## begin

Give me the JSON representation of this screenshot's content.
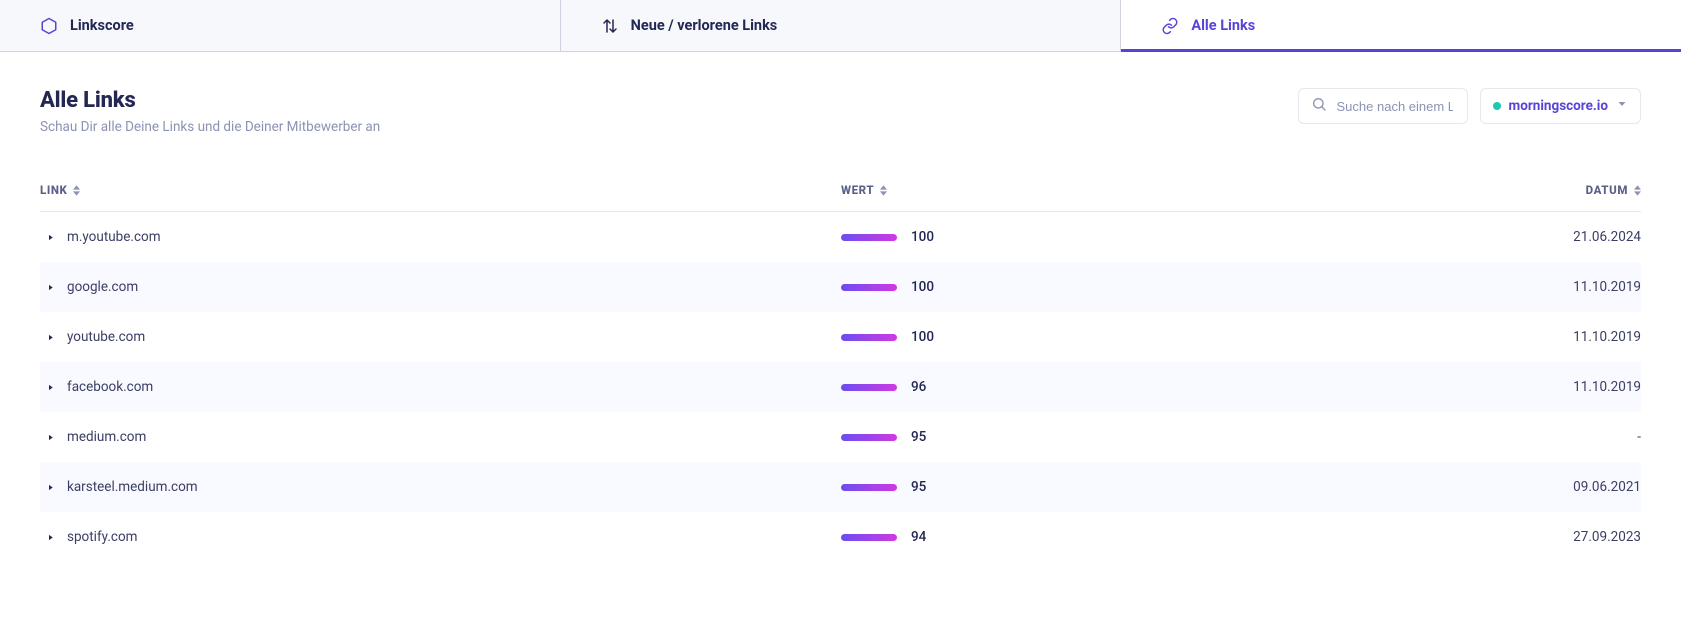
{
  "tabs": {
    "linkscore": "Linkscore",
    "new_lost": "Neue / verlorene Links",
    "all_links": "Alle Links"
  },
  "header": {
    "title": "Alle Links",
    "subtitle": "Schau Dir alle Deine Links und die Deiner Mitbewerber an"
  },
  "search": {
    "placeholder": "Suche nach einem Lir"
  },
  "site_select": {
    "value": "morningscore.io"
  },
  "columns": {
    "link": "LINK",
    "value": "WERT",
    "date": "DATUM"
  },
  "rows": [
    {
      "link": "m.youtube.com",
      "value": 100,
      "date": "21.06.2024"
    },
    {
      "link": "google.com",
      "value": 100,
      "date": "11.10.2019"
    },
    {
      "link": "youtube.com",
      "value": 100,
      "date": "11.10.2019"
    },
    {
      "link": "facebook.com",
      "value": 96,
      "date": "11.10.2019"
    },
    {
      "link": "medium.com",
      "value": 95,
      "date": "-"
    },
    {
      "link": "karsteel.medium.com",
      "value": 95,
      "date": "09.06.2021"
    },
    {
      "link": "spotify.com",
      "value": 94,
      "date": "27.09.2023"
    }
  ]
}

## end

● **Your goal**
Track down the lines that include the word "medium" and copy them.

● **Result below**
      "link": "medium.com",
      "link": "karsteel.medium.com",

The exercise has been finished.